- STATED GOAL: Write out the data below in full. Keep it exact.

┌──

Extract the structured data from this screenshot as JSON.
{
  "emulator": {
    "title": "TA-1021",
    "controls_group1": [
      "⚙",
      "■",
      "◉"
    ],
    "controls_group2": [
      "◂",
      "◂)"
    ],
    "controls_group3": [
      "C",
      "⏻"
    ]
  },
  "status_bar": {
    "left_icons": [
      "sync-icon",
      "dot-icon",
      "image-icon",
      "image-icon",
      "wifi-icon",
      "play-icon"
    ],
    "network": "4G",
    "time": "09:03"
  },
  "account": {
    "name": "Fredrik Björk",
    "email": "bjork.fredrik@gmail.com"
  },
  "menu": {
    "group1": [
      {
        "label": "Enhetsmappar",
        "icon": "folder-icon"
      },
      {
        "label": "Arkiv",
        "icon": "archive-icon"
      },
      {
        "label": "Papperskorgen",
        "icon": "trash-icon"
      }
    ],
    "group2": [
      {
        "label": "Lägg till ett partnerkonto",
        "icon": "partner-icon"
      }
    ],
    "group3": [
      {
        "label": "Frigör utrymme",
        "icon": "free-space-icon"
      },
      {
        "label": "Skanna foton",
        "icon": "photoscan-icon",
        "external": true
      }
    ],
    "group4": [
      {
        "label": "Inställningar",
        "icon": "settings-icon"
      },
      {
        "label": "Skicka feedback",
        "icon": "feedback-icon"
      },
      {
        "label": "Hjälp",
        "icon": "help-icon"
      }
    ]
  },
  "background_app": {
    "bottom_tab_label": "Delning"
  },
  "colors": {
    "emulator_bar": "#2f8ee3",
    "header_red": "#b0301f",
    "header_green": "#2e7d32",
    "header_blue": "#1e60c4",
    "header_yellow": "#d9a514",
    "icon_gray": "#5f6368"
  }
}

└──

- PROBLEM SOLUTION:
Extract the structured data from this screenshot as JSON.
{
  "emulator": {
    "title": "TA-1021",
    "controls_group1": [
      "⚙",
      "■",
      "◉"
    ],
    "controls_group2": [
      "◂",
      "◂)"
    ],
    "controls_group3": [
      "C",
      "⏻"
    ]
  },
  "status_bar": {
    "left_icons": [
      "sync-icon",
      "dot-icon",
      "image-icon",
      "image-icon",
      "wifi-icon",
      "play-icon"
    ],
    "network": "4G",
    "time": "09:03"
  },
  "account": {
    "name": "Fredrik Björk",
    "email": "bjork.fredrik@gmail.com"
  },
  "menu": {
    "group1": [
      {
        "label": "Enhetsmappar",
        "icon": "folder-icon"
      },
      {
        "label": "Arkiv",
        "icon": "archive-icon"
      },
      {
        "label": "Papperskorgen",
        "icon": "trash-icon"
      }
    ],
    "group2": [
      {
        "label": "Lägg till ett partnerkonto",
        "icon": "partner-icon"
      }
    ],
    "group3": [
      {
        "label": "Frigör utrymme",
        "icon": "free-space-icon"
      },
      {
        "label": "Skanna foton",
        "icon": "photoscan-icon",
        "external": true
      }
    ],
    "group4": [
      {
        "label": "Inställningar",
        "icon": "settings-icon"
      },
      {
        "label": "Skicka feedback",
        "icon": "feedback-icon"
      },
      {
        "label": "Hjälp",
        "icon": "help-icon"
      }
    ]
  },
  "background_app": {
    "bottom_tab_label": "Delning"
  },
  "colors": {
    "emulator_bar": "#2f8ee3",
    "header_red": "#b0301f",
    "header_green": "#2e7d32",
    "header_blue": "#1e60c4",
    "header_yellow": "#d9a514",
    "icon_gray": "#5f6368"
  }
}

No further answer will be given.